The request: Print all the records exactly, please.

Information provided:
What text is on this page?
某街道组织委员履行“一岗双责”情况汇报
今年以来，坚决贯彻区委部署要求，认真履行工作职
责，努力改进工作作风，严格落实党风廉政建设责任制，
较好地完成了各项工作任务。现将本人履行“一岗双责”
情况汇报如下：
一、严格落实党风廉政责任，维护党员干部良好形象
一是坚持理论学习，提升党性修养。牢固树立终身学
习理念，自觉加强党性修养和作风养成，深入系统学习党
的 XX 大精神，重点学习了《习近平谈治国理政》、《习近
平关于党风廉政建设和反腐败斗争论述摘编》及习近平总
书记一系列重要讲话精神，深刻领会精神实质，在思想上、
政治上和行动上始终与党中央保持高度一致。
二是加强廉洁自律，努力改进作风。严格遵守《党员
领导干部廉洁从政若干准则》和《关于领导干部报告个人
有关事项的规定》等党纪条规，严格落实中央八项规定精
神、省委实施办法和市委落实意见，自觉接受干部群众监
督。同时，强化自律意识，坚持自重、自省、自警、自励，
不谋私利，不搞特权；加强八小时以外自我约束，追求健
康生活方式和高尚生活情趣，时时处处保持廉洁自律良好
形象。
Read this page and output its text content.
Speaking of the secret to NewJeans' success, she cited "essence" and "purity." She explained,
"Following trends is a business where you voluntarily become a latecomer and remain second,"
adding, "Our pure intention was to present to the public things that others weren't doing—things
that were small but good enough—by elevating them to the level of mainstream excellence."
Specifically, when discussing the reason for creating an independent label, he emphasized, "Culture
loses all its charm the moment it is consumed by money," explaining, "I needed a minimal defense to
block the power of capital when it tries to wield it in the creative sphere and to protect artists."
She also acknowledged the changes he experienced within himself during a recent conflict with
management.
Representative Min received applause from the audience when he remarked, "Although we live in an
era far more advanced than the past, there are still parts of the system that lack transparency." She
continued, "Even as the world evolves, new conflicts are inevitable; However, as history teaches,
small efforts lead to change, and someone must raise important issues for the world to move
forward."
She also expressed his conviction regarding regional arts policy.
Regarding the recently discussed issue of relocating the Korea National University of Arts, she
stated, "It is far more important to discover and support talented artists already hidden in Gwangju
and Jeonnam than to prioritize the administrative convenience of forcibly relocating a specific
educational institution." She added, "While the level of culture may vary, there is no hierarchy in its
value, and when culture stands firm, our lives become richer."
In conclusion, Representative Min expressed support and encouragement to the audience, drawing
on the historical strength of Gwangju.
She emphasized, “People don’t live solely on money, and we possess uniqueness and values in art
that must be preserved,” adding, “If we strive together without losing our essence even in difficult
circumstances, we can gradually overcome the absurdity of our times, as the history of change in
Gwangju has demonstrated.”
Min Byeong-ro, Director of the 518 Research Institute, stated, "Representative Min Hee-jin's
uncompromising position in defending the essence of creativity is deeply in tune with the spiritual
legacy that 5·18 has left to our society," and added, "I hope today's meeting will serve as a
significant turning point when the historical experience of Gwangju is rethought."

Solved problem:
What text is on this page?
某街道组织委员履行“一岗双责”情况汇报
今年以来，坚决贯彻区委部署要求，认真履行工作职
责，努力改进工作作风，严格落实党风廉政建设责任制，
较好地完成了各项工作任务。现将本人履行“一岗双责”
情况汇报如下：
一、严格落实党风廉政责任，维护党员干部良好形象
一是坚持理论学习，提升党性修养。牢固树立终身学
习理念，自觉加强党性修养和作风养成，深入系统学习党
的 XX 大精神，重点学习了《习近平谈治国理政》、《习近
平关于党风廉政建设和反腐败斗争论述摘编》及习近平总
书记一系列重要讲话精神，深刻领会精神实质，在思想上、
政治上和行动上始终与党中央保持高度一致。
二是加强廉洁自律，努力改进作风。严格遵守《党员
领导干部廉洁从政若干准则》和《关于领导干部报告个人
有关事项的规定》等党纪条规，严格落实中央八项规定精
神、省委实施办法和市委落实意见，自觉接受干部群众监
督。同时，强化自律意识，坚持自重、自省、自警、自励，
不谋私利，不搞特权；加强八小时以外自我约束，追求健
康生活方式和高尚生活情趣，时时处处保持廉洁自律良好
形象。
Read this page and output its text content.
Speaking of the secret to NewJeans' success, she cited "essence" and "purity." She explained,
"Following trends is a business where you voluntarily become a latecomer and remain second,"
adding, "Our pure intention was to present to the public things that others weren't doing—things
that were small but good enough—by elevating them to the level of mainstream excellence."
Specifically, when discussing the reason for creating an independent label, he emphasized, "Culture
loses all its charm the moment it is consumed by money," explaining, "I needed a minimal defense to
block the power of capital when it tries to wield it in the creative sphere and to protect artists."
She also acknowledged the changes he experienced within himself during a recent conflict with
management.
Representative Min received applause from the audience when he remarked, "Although we live in an
era far more advanced than the past, there are still parts of the system that lack transparency." She
continued, "Even as the world evolves, new conflicts are inevitable; However, as history teaches,
small efforts lead to change, and someone must raise important issues for the world to move
forward."
She also expressed his conviction regarding regional arts policy.
Regarding the recently discussed issue of relocating the Korea National University of Arts, she
stated, "It is far more important to discover and support talented artists already hidden in Gwangju
and Jeonnam than to prioritize the administrative convenience of forcibly relocating a specific
educational institution." She added, "While the level of culture may vary, there is no hierarchy in its
value, and when culture stands firm, our lives become richer."
In conclusion, Representative Min expressed support and encouragement to the audience, drawing
on the historical strength of Gwangju.
She emphasized, “People don’t live solely on money, and we possess uniqueness and values in art
that must be preserved,” adding, “If we strive together without losing our essence even in difficult
circumstances, we can gradually overcome the absurdity of our times, as the history of change in
Gwangju has demonstrated.”
Min Byeong-ro, Director of the 518 Research Institute, stated, "Representative Min Hee-jin's
uncompromising position in defending the essence of creativity is deeply in tune with the spiritual
legacy that 5·18 has left to our society," and added, "I hope today's meeting will serve as a
significant turning point when the historical experience of Gwangju is rethought."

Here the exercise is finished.